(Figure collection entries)
# # #

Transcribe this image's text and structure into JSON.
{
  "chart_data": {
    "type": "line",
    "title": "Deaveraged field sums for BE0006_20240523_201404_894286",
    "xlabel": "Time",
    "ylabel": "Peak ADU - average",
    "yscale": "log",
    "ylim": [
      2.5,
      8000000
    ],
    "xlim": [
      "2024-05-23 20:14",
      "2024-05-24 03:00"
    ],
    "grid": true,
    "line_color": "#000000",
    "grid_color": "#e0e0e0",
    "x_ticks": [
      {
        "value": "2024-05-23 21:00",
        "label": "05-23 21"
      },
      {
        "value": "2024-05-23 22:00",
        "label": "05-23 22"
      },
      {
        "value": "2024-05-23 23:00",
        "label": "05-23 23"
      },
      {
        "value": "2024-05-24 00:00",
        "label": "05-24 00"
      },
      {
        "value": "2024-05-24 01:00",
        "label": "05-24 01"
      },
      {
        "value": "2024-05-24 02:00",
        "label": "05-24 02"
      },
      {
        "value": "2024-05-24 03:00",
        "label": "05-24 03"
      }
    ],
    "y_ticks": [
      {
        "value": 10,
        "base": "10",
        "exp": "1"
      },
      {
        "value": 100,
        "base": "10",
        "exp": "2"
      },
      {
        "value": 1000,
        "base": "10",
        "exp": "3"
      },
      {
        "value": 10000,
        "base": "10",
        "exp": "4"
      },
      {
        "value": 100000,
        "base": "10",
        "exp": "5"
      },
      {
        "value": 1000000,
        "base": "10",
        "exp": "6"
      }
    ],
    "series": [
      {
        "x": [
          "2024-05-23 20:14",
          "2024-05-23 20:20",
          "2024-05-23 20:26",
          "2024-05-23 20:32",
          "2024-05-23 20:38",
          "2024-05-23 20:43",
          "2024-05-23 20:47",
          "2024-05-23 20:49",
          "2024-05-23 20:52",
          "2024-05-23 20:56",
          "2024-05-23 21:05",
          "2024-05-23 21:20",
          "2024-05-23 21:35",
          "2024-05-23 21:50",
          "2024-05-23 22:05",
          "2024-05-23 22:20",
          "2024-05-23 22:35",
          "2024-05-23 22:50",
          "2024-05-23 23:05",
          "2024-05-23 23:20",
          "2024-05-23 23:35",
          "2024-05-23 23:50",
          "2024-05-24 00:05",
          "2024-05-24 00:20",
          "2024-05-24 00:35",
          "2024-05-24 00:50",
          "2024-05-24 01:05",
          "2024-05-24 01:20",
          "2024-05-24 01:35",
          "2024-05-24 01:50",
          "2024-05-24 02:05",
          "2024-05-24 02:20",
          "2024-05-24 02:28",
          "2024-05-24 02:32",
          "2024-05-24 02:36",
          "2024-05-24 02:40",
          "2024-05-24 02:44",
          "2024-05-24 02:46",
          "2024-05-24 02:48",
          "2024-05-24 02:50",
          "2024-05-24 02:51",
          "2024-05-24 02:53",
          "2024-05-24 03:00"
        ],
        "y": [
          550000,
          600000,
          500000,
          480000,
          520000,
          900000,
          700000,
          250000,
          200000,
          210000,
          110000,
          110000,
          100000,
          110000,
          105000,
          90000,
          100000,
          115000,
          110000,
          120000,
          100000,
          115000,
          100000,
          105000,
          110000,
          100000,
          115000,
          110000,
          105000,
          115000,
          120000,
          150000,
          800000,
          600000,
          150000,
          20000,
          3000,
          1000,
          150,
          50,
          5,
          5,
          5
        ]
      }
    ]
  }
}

# # #

**DIRECTIVE:**
Transcribe every entry verbatim.

**THE ANSWER:**
Transcribe this image's text and structure into JSON.
{
  "chart_data": {
    "type": "line",
    "title": "Deaveraged field sums for BE0006_20240523_201404_894286",
    "xlabel": "Time",
    "ylabel": "Peak ADU - average",
    "yscale": "log",
    "ylim": [
      2.5,
      8000000
    ],
    "xlim": [
      "2024-05-23 20:14",
      "2024-05-24 03:00"
    ],
    "grid": true,
    "line_color": "#000000",
    "grid_color": "#e0e0e0",
    "x_ticks": [
      {
        "value": "2024-05-23 21:00",
        "label": "05-23 21"
      },
      {
        "value": "2024-05-23 22:00",
        "label": "05-23 22"
      },
      {
        "value": "2024-05-23 23:00",
        "label": "05-23 23"
      },
      {
        "value": "2024-05-24 00:00",
        "label": "05-24 00"
      },
      {
        "value": "2024-05-24 01:00",
        "label": "05-24 01"
      },
      {
        "value": "2024-05-24 02:00",
        "label": "05-24 02"
      },
      {
        "value": "2024-05-24 03:00",
        "label": "05-24 03"
      }
    ],
    "y_ticks": [
      {
        "value": 10,
        "base": "10",
        "exp": "1"
      },
      {
        "value": 100,
        "base": "10",
        "exp": "2"
      },
      {
        "value": 1000,
        "base": "10",
        "exp": "3"
      },
      {
        "value": 10000,
        "base": "10",
        "exp": "4"
      },
      {
        "value": 100000,
        "base": "10",
        "exp": "5"
      },
      {
        "value": 1000000,
        "base": "10",
        "exp": "6"
      }
    ],
    "series": [
      {
        "x": [
          "2024-05-23 20:14",
          "2024-05-23 20:20",
          "2024-05-23 20:26",
          "2024-05-23 20:32",
          "2024-05-23 20:38",
          "2024-05-23 20:43",
          "2024-05-23 20:47",
          "2024-05-23 20:49",
          "2024-05-23 20:52",
          "2024-05-23 20:56",
          "2024-05-23 21:05",
          "2024-05-23 21:20",
          "2024-05-23 21:35",
          "2024-05-23 21:50",
          "2024-05-23 22:05",
          "2024-05-23 22:20",
          "2024-05-23 22:35",
          "2024-05-23 22:50",
          "2024-05-23 23:05",
          "2024-05-23 23:20",
          "2024-05-23 23:35",
          "2024-05-23 23:50",
          "2024-05-24 00:05",
          "2024-05-24 00:20",
          "2024-05-24 00:35",
          "2024-05-24 00:50",
          "2024-05-24 01:05",
          "2024-05-24 01:20",
          "2024-05-24 01:35",
          "2024-05-24 01:50",
          "2024-05-24 02:05",
          "2024-05-24 02:20",
          "2024-05-24 02:28",
          "2024-05-24 02:32",
          "2024-05-24 02:36",
          "2024-05-24 02:40",
          "2024-05-24 02:44",
          "2024-05-24 02:46",
          "2024-05-24 02:48",
          "2024-05-24 02:50",
          "2024-05-24 02:51",
          "2024-05-24 02:53",
          "2024-05-24 03:00"
        ],
        "y": [
          550000,
          600000,
          500000,
          480000,
          520000,
          900000,
          700000,
          250000,
          200000,
          210000,
          110000,
          110000,
          100000,
          110000,
          105000,
          90000,
          100000,
          115000,
          110000,
          120000,
          100000,
          115000,
          100000,
          105000,
          110000,
          100000,
          115000,
          110000,
          105000,
          115000,
          120000,
          150000,
          800000,
          600000,
          150000,
          20000,
          3000,
          1000,
          150,
          50,
          5,
          5,
          5
        ]
      }
    ]
  }
}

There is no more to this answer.